### Figure collection entries
::::::::::

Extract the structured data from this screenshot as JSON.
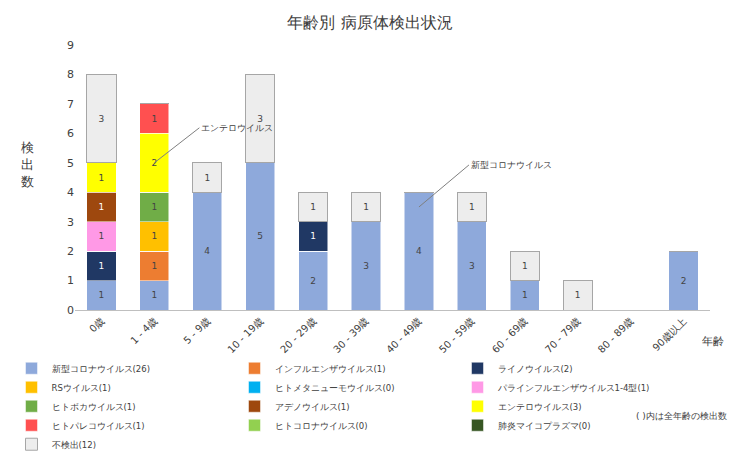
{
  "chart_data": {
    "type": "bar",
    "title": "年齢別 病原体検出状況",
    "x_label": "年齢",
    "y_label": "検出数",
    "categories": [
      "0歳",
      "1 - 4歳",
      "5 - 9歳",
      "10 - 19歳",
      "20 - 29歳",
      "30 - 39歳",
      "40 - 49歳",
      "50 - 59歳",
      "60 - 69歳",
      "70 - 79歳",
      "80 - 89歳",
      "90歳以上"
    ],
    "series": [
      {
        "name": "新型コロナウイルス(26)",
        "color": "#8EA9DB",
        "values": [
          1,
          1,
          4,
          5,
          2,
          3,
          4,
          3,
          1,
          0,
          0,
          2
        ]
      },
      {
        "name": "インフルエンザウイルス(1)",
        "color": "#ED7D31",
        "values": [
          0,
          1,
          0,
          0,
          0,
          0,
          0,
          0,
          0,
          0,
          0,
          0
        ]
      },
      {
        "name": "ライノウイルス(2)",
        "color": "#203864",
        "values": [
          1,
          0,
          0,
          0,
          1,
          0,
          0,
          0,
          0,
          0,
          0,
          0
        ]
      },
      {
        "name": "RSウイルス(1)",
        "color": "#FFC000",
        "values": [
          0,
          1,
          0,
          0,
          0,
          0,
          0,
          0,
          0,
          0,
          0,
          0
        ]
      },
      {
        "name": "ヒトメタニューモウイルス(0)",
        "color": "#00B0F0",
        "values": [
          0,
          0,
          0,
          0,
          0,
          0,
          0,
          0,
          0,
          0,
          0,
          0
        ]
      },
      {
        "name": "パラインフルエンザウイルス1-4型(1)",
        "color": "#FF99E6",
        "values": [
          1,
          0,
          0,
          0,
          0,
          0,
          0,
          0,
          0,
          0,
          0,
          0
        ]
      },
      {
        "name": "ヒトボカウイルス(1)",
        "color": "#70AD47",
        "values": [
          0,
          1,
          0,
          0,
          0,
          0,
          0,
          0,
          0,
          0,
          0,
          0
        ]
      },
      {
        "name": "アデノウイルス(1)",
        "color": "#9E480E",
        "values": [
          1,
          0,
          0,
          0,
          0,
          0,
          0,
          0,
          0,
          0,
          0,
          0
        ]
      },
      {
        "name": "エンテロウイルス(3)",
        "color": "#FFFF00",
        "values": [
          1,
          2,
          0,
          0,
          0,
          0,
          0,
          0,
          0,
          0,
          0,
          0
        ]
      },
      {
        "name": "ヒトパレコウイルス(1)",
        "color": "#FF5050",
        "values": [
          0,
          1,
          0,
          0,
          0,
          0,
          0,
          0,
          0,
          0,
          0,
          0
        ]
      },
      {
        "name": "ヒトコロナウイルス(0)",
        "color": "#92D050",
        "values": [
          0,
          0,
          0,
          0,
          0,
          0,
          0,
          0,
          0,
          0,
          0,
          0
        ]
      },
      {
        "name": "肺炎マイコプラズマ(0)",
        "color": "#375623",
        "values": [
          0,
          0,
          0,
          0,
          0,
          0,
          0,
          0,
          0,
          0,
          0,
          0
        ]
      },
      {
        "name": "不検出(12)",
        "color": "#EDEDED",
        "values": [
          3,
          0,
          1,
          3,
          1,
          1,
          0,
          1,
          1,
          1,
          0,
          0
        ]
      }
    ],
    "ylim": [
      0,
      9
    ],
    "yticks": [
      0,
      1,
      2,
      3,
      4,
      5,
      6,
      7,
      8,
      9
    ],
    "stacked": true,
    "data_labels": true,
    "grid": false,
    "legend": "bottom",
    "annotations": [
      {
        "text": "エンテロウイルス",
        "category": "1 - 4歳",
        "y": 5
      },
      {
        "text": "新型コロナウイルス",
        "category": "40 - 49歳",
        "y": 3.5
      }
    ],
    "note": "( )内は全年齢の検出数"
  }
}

::::::::::

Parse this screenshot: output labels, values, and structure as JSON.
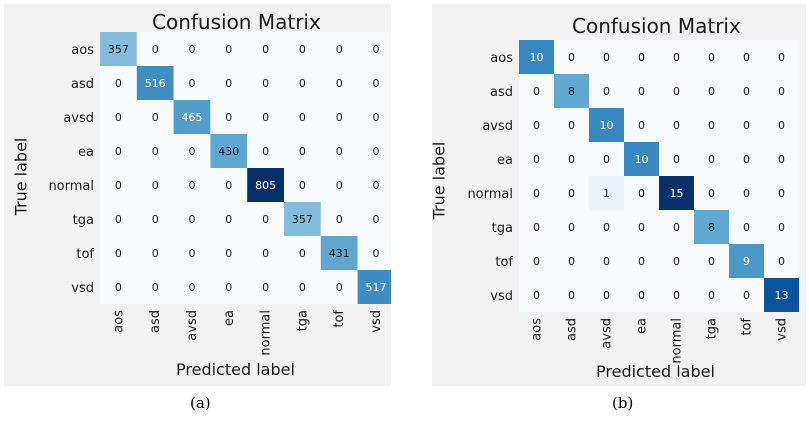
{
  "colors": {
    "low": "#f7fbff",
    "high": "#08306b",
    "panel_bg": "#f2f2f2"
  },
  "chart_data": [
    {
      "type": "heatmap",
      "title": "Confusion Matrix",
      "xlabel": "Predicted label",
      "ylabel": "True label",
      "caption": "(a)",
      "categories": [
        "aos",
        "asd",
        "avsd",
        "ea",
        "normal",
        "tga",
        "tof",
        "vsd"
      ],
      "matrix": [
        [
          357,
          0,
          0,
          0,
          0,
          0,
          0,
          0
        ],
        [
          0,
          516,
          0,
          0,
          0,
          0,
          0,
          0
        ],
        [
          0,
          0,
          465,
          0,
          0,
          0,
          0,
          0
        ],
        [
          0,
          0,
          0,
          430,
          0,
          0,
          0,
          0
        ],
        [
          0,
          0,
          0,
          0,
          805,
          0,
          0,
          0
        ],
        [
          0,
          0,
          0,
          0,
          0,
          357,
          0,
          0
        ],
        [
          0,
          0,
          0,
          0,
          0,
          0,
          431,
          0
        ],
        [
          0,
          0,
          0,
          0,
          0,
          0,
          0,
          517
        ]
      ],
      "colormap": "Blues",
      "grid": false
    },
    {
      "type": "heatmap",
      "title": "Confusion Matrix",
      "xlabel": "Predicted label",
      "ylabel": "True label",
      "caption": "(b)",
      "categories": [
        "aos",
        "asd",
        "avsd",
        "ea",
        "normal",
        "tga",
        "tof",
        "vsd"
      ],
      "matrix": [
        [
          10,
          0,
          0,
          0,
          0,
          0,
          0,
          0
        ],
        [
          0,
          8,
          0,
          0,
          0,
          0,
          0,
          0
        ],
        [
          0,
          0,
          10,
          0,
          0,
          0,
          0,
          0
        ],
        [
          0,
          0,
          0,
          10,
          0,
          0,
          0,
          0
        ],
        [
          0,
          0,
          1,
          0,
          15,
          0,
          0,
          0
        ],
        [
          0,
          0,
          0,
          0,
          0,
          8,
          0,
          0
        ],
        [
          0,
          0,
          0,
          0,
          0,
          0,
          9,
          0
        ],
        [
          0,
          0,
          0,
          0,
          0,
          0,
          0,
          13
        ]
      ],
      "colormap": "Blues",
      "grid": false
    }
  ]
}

::::::::::

Search the listing for the string "screenshot". Copy each line where it turns up.

Extract the structured data from this screenshot as JSON.
Parse this screenshot: output labels, values, and structure as JSON.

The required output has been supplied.